Excerpts from a figure dataset
--- Start ---
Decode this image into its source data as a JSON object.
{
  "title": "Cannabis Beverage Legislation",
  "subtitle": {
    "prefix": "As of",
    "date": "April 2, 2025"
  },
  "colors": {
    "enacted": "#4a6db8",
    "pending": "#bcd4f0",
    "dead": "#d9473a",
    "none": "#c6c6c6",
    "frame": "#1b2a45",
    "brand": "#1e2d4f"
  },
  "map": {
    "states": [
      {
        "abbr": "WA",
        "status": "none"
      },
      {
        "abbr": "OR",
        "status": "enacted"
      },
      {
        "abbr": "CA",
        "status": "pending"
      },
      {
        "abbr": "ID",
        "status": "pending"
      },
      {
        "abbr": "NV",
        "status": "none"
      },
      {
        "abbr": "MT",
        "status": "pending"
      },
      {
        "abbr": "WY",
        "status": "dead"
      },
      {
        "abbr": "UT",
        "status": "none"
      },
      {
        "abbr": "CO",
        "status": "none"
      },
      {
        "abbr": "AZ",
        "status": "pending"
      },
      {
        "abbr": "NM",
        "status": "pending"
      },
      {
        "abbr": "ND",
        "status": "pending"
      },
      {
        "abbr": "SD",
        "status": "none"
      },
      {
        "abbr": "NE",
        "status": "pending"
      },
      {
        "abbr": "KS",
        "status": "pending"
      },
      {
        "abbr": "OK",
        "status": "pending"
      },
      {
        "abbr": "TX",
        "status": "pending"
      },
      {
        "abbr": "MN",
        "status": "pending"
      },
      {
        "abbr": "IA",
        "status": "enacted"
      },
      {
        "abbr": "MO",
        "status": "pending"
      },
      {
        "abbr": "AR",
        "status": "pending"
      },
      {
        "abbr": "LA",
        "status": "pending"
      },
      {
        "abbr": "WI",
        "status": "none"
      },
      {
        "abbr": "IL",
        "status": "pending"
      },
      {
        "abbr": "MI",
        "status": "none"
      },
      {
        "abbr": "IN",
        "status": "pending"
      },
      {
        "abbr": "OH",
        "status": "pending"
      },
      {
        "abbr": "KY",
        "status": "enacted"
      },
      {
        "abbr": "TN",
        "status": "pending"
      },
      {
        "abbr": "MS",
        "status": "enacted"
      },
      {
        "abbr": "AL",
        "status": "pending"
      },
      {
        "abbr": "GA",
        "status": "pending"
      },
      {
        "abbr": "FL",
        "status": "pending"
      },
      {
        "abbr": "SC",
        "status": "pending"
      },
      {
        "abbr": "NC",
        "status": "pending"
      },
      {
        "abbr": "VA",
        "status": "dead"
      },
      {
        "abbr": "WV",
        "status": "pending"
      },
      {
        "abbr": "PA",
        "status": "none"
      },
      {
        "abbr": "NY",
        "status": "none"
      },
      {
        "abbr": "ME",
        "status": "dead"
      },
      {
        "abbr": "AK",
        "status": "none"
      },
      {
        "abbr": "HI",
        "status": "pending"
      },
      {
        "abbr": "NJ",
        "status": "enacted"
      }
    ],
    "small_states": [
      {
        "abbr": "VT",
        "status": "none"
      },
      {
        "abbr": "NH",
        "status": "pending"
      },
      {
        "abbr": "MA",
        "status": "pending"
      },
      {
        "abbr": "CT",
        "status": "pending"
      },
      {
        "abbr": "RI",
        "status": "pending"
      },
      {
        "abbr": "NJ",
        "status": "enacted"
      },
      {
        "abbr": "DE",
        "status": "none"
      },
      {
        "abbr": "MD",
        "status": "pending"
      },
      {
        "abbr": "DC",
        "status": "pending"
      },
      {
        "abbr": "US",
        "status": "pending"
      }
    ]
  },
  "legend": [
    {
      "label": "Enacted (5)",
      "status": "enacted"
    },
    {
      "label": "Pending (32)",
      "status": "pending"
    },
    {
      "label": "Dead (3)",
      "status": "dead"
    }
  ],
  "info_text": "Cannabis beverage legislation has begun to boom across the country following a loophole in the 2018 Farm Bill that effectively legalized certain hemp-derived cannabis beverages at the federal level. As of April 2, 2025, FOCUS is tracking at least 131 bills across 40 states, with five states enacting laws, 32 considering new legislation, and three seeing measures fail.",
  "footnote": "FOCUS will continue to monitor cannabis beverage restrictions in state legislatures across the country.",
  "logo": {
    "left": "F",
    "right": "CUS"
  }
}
--- End ---
GOAL: Transcribe the data above in full, exactly.

EXERCISE OUTPUT:
Decode this image into its source data as a JSON object.
{
  "title": "Cannabis Beverage Legislation",
  "subtitle": {
    "prefix": "As of",
    "date": "April 2, 2025"
  },
  "colors": {
    "enacted": "#4a6db8",
    "pending": "#bcd4f0",
    "dead": "#d9473a",
    "none": "#c6c6c6",
    "frame": "#1b2a45",
    "brand": "#1e2d4f"
  },
  "map": {
    "states": [
      {
        "abbr": "WA",
        "status": "none"
      },
      {
        "abbr": "OR",
        "status": "enacted"
      },
      {
        "abbr": "CA",
        "status": "pending"
      },
      {
        "abbr": "ID",
        "status": "pending"
      },
      {
        "abbr": "NV",
        "status": "none"
      },
      {
        "abbr": "MT",
        "status": "pending"
      },
      {
        "abbr": "WY",
        "status": "dead"
      },
      {
        "abbr": "UT",
        "status": "none"
      },
      {
        "abbr": "CO",
        "status": "none"
      },
      {
        "abbr": "AZ",
        "status": "pending"
      },
      {
        "abbr": "NM",
        "status": "pending"
      },
      {
        "abbr": "ND",
        "status": "pending"
      },
      {
        "abbr": "SD",
        "status": "none"
      },
      {
        "abbr": "NE",
        "status": "pending"
      },
      {
        "abbr": "KS",
        "status": "pending"
      },
      {
        "abbr": "OK",
        "status": "pending"
      },
      {
        "abbr": "TX",
        "status": "pending"
      },
      {
        "abbr": "MN",
        "status": "pending"
      },
      {
        "abbr": "IA",
        "status": "enacted"
      },
      {
        "abbr": "MO",
        "status": "pending"
      },
      {
        "abbr": "AR",
        "status": "pending"
      },
      {
        "abbr": "LA",
        "status": "pending"
      },
      {
        "abbr": "WI",
        "status": "none"
      },
      {
        "abbr": "IL",
        "status": "pending"
      },
      {
        "abbr": "MI",
        "status": "none"
      },
      {
        "abbr": "IN",
        "status": "pending"
      },
      {
        "abbr": "OH",
        "status": "pending"
      },
      {
        "abbr": "KY",
        "status": "enacted"
      },
      {
        "abbr": "TN",
        "status": "pending"
      },
      {
        "abbr": "MS",
        "status": "enacted"
      },
      {
        "abbr": "AL",
        "status": "pending"
      },
      {
        "abbr": "GA",
        "status": "pending"
      },
      {
        "abbr": "FL",
        "status": "pending"
      },
      {
        "abbr": "SC",
        "status": "pending"
      },
      {
        "abbr": "NC",
        "status": "pending"
      },
      {
        "abbr": "VA",
        "status": "dead"
      },
      {
        "abbr": "WV",
        "status": "pending"
      },
      {
        "abbr": "PA",
        "status": "none"
      },
      {
        "abbr": "NY",
        "status": "none"
      },
      {
        "abbr": "ME",
        "status": "dead"
      },
      {
        "abbr": "AK",
        "status": "none"
      },
      {
        "abbr": "HI",
        "status": "pending"
      },
      {
        "abbr": "NJ",
        "status": "enacted"
      }
    ],
    "small_states": [
      {
        "abbr": "VT",
        "status": "none"
      },
      {
        "abbr": "NH",
        "status": "pending"
      },
      {
        "abbr": "MA",
        "status": "pending"
      },
      {
        "abbr": "CT",
        "status": "pending"
      },
      {
        "abbr": "RI",
        "status": "pending"
      },
      {
        "abbr": "NJ",
        "status": "enacted"
      },
      {
        "abbr": "DE",
        "status": "none"
      },
      {
        "abbr": "MD",
        "status": "pending"
      },
      {
        "abbr": "DC",
        "status": "pending"
      },
      {
        "abbr": "US",
        "status": "pending"
      }
    ]
  },
  "legend": [
    {
      "label": "Enacted (5)",
      "status": "enacted"
    },
    {
      "label": "Pending (32)",
      "status": "pending"
    },
    {
      "label": "Dead (3)",
      "status": "dead"
    }
  ],
  "info_text": "Cannabis beverage legislation has begun to boom across the country following a loophole in the 2018 Farm Bill that effectively legalized certain hemp-derived cannabis beverages at the federal level. As of April 2, 2025, FOCUS is tracking at least 131 bills across 40 states, with five states enacting laws, 32 considering new legislation, and three seeing measures fail.",
  "footnote": "FOCUS will continue to monitor cannabis beverage restrictions in state legislatures across the country.",
  "logo": {
    "left": "F",
    "right": "CUS"
  }
}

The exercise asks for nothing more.